═════ PROVIDED RECORDS ═════
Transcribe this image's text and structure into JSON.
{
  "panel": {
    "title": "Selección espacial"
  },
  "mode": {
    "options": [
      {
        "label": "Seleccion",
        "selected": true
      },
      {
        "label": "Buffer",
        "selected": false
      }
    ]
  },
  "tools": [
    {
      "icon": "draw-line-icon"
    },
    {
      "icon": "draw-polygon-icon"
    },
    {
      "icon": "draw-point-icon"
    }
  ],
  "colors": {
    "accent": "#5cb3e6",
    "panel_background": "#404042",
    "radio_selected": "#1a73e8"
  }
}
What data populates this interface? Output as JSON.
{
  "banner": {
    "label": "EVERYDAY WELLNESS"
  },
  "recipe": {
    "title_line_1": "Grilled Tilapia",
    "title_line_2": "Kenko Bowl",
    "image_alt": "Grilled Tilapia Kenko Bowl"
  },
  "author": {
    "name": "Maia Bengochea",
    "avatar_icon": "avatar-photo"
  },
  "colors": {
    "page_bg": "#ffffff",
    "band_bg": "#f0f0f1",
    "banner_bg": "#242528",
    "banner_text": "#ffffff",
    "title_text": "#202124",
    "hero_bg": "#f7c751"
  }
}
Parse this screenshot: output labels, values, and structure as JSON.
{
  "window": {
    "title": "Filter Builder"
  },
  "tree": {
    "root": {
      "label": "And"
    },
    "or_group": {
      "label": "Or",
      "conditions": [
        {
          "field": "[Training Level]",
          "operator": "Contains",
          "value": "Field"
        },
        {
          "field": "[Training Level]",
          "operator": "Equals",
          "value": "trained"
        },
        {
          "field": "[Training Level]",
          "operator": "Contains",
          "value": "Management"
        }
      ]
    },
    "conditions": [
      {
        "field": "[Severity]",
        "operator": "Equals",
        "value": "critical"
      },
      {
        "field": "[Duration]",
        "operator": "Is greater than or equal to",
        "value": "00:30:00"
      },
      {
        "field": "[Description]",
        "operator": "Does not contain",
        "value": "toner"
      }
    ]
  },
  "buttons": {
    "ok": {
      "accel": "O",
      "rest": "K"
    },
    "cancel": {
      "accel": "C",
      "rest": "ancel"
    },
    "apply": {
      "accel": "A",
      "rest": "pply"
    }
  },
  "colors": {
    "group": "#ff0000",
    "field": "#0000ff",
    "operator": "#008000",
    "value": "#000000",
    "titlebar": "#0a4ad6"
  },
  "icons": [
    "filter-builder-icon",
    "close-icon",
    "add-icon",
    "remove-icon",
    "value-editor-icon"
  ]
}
═════
STATED TASK: All of the entries need to be reproduced exactly; please write them out.

TASK SOLUTION:
Transcribe this image's text and structure into JSON.
{
  "panel": {
    "title": "Selección espacial"
  },
  "mode": {
    "options": [
      {
        "label": "Seleccion",
        "selected": true
      },
      {
        "label": "Buffer",
        "selected": false
      }
    ]
  },
  "tools": [
    {
      "icon": "draw-line-icon"
    },
    {
      "icon": "draw-polygon-icon"
    },
    {
      "icon": "draw-point-icon"
    }
  ],
  "colors": {
    "accent": "#5cb3e6",
    "panel_background": "#404042",
    "radio_selected": "#1a73e8"
  }
}
What data populates this interface? Output as JSON.
{
  "banner": {
    "label": "EVERYDAY WELLNESS"
  },
  "recipe": {
    "title_line_1": "Grilled Tilapia",
    "title_line_2": "Kenko Bowl",
    "image_alt": "Grilled Tilapia Kenko Bowl"
  },
  "author": {
    "name": "Maia Bengochea",
    "avatar_icon": "avatar-photo"
  },
  "colors": {
    "page_bg": "#ffffff",
    "band_bg": "#f0f0f1",
    "banner_bg": "#242528",
    "banner_text": "#ffffff",
    "title_text": "#202124",
    "hero_bg": "#f7c751"
  }
}
Parse this screenshot: output labels, values, and structure as JSON.
{
  "window": {
    "title": "Filter Builder"
  },
  "tree": {
    "root": {
      "label": "And"
    },
    "or_group": {
      "label": "Or",
      "conditions": [
        {
          "field": "[Training Level]",
          "operator": "Contains",
          "value": "Field"
        },
        {
          "field": "[Training Level]",
          "operator": "Equals",
          "value": "trained"
        },
        {
          "field": "[Training Level]",
          "operator": "Contains",
          "value": "Management"
        }
      ]
    },
    "conditions": [
      {
        "field": "[Severity]",
        "operator": "Equals",
        "value": "critical"
      },
      {
        "field": "[Duration]",
        "operator": "Is greater than or equal to",
        "value": "00:30:00"
      },
      {
        "field": "[Description]",
        "operator": "Does not contain",
        "value": "toner"
      }
    ]
  },
  "buttons": {
    "ok": {
      "accel": "O",
      "rest": "K"
    },
    "cancel": {
      "accel": "C",
      "rest": "ancel"
    },
    "apply": {
      "accel": "A",
      "rest": "pply"
    }
  },
  "colors": {
    "group": "#ff0000",
    "field": "#0000ff",
    "operator": "#008000",
    "value": "#000000",
    "titlebar": "#0a4ad6"
  },
  "icons": [
    "filter-builder-icon",
    "close-icon",
    "add-icon",
    "remove-icon",
    "value-editor-icon"
  ]
}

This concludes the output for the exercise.